## Work to complete:
Read through the data and report every line in which the word "true" occurs.

### The input ###

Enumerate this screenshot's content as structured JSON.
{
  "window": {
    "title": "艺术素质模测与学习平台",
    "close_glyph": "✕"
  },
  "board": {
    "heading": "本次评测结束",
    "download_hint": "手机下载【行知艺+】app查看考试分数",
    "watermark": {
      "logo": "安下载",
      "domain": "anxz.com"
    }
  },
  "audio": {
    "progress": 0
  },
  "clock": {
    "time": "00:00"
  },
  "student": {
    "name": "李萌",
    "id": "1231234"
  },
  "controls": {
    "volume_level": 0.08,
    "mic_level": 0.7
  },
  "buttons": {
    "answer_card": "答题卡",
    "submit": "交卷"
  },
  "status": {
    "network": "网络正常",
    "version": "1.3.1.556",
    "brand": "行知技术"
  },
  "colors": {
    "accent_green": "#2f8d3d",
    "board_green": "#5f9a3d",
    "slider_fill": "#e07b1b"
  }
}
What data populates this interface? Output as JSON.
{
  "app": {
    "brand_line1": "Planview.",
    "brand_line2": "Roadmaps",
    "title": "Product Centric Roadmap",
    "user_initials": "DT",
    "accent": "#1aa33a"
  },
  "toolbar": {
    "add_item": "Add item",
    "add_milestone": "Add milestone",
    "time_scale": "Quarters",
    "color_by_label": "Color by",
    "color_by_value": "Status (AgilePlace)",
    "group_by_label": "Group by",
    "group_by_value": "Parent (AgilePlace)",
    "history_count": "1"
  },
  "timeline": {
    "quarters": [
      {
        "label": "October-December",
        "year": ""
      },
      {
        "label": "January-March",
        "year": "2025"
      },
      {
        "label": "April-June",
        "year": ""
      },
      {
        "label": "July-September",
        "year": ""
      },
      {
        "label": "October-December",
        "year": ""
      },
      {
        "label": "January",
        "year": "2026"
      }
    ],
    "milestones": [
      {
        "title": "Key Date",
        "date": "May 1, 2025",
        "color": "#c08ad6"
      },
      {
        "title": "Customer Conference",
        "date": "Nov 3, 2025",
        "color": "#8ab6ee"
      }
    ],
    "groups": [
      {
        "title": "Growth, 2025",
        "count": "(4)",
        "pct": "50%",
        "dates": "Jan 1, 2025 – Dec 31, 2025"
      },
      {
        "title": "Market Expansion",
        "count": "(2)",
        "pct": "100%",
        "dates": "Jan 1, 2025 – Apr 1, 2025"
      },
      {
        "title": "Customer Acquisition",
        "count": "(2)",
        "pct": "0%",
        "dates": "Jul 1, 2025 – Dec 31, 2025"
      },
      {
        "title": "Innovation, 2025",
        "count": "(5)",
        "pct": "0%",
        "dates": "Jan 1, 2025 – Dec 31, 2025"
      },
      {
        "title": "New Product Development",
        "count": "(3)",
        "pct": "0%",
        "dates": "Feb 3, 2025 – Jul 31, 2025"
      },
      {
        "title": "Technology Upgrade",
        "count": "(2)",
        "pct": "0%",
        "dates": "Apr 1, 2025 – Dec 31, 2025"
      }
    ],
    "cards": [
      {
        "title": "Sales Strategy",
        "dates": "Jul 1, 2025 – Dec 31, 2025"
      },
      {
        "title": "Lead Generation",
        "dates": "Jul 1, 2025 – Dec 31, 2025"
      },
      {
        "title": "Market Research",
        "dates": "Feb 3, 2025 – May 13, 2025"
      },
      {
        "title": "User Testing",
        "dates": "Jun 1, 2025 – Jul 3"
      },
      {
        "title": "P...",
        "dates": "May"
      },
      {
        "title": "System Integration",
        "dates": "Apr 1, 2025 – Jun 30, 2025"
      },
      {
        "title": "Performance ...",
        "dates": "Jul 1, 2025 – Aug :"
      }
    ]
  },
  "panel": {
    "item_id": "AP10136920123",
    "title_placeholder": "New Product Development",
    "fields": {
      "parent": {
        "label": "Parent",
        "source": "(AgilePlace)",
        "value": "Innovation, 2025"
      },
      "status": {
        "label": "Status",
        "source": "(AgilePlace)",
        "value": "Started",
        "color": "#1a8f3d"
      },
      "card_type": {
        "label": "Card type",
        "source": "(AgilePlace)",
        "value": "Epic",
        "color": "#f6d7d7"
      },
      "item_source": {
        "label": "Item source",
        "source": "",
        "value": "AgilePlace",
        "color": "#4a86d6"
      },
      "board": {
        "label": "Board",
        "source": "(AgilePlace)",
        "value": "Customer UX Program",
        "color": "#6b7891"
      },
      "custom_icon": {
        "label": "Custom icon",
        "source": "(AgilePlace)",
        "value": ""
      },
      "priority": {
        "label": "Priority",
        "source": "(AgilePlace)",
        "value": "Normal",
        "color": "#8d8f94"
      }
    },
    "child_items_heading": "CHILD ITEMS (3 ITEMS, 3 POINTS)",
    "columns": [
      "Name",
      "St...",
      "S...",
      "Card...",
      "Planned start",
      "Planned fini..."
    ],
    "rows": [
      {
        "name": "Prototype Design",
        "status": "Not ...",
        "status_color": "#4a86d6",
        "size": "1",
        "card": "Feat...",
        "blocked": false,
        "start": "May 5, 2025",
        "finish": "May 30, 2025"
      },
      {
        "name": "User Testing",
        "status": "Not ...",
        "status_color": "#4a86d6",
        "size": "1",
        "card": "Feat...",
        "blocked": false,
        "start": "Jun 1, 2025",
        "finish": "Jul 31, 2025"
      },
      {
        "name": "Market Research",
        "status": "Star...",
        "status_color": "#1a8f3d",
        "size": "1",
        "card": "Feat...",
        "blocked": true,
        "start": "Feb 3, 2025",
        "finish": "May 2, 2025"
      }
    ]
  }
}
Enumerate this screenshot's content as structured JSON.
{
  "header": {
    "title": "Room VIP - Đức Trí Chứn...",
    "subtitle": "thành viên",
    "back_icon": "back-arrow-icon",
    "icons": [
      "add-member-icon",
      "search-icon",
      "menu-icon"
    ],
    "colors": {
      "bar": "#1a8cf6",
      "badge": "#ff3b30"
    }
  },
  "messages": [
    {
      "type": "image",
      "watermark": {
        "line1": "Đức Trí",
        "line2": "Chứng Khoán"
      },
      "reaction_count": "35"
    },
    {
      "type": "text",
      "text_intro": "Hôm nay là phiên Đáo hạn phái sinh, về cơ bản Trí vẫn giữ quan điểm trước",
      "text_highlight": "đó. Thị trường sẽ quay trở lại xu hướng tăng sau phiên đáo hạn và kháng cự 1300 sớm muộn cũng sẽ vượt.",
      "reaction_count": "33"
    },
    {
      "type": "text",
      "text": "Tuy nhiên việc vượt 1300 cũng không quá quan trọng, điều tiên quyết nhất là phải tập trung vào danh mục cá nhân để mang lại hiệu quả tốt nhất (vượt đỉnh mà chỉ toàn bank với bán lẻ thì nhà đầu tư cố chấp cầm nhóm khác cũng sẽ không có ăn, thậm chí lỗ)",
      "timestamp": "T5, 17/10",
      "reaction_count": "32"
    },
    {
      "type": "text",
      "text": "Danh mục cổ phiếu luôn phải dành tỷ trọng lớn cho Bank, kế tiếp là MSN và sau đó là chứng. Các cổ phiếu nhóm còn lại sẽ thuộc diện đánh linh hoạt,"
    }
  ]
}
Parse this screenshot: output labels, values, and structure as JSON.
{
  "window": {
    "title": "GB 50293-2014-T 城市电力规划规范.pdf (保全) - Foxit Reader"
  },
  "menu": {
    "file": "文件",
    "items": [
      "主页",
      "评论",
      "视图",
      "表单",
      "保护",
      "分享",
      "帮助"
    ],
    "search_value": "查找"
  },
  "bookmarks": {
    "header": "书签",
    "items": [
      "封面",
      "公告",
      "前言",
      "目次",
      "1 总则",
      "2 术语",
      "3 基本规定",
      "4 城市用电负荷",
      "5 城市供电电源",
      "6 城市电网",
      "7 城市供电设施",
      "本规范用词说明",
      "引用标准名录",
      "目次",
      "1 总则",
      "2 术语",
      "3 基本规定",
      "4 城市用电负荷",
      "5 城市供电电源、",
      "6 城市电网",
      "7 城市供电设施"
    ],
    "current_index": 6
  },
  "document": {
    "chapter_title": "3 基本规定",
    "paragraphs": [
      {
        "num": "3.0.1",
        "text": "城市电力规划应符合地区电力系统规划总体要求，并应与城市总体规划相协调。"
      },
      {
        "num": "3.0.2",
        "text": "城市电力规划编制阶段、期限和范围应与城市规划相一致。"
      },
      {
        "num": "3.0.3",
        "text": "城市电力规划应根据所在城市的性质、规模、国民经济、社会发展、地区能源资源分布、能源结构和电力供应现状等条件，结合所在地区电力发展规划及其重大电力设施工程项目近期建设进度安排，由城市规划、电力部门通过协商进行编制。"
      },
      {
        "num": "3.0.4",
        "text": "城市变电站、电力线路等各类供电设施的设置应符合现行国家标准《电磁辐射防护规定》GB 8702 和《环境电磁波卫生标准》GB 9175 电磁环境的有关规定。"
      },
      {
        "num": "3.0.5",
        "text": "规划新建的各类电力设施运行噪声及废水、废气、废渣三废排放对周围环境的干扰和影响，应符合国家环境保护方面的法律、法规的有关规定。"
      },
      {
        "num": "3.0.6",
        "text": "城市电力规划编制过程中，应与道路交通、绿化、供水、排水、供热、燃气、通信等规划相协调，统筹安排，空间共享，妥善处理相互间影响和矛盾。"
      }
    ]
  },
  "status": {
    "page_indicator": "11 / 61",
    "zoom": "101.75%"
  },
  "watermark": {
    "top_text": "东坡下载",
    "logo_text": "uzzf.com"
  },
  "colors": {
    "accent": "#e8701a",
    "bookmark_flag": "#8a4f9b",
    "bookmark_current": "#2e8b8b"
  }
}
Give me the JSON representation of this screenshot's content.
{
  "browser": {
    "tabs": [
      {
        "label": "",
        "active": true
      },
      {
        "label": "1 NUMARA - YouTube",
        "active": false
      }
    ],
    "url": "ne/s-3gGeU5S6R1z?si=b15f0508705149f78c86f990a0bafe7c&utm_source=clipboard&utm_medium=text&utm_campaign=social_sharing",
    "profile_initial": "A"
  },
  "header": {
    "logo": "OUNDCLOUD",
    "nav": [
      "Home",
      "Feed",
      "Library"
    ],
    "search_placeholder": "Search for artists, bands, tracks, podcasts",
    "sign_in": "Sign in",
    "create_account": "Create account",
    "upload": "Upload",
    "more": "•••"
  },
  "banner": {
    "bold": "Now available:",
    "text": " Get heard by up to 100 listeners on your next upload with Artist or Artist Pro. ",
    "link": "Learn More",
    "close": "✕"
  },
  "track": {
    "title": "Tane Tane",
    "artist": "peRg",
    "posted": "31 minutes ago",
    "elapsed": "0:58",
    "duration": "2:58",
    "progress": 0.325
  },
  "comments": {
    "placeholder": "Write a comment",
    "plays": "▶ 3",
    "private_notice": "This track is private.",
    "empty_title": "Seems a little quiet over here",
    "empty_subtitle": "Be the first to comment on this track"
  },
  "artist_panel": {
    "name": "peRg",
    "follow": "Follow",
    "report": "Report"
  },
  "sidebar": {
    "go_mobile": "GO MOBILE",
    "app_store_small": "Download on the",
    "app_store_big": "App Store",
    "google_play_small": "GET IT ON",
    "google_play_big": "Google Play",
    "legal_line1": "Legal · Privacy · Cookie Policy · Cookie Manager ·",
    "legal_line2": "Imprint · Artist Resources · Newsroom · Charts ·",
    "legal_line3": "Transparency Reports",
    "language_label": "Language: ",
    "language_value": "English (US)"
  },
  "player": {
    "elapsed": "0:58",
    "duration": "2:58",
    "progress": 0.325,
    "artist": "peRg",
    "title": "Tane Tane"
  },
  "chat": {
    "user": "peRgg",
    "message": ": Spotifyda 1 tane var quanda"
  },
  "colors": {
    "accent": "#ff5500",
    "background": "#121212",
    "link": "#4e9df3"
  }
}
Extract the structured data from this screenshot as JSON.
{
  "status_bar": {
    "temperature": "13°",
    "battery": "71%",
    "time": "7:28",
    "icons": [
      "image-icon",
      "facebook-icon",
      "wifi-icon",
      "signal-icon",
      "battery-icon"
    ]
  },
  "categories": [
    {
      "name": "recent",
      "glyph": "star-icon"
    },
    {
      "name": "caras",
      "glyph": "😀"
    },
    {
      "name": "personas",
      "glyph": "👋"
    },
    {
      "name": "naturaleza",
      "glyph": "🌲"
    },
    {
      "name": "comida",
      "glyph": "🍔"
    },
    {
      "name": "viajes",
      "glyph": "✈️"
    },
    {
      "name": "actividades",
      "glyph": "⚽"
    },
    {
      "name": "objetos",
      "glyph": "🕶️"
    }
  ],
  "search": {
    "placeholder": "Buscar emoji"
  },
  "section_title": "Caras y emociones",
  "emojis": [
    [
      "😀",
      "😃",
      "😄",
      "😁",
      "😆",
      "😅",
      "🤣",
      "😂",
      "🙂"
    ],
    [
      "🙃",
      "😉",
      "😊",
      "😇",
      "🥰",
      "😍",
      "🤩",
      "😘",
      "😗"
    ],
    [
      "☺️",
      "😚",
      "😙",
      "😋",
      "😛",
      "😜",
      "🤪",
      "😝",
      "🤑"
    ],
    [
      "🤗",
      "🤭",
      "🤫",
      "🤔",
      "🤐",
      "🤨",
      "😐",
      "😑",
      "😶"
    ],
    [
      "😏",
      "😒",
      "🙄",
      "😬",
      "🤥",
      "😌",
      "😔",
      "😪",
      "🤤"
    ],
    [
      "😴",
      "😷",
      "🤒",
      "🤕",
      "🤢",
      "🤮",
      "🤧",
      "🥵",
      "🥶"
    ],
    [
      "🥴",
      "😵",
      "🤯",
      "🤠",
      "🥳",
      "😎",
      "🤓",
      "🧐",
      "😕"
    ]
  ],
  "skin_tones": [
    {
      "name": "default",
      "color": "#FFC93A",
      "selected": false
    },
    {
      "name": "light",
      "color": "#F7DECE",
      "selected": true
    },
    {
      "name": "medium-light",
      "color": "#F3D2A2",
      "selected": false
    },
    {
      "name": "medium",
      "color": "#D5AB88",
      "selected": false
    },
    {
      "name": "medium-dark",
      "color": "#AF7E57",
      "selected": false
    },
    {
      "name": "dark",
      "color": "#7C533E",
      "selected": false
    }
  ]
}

###

## Reply to the task:
        "blocked": true,
        "active": true
      "selected": true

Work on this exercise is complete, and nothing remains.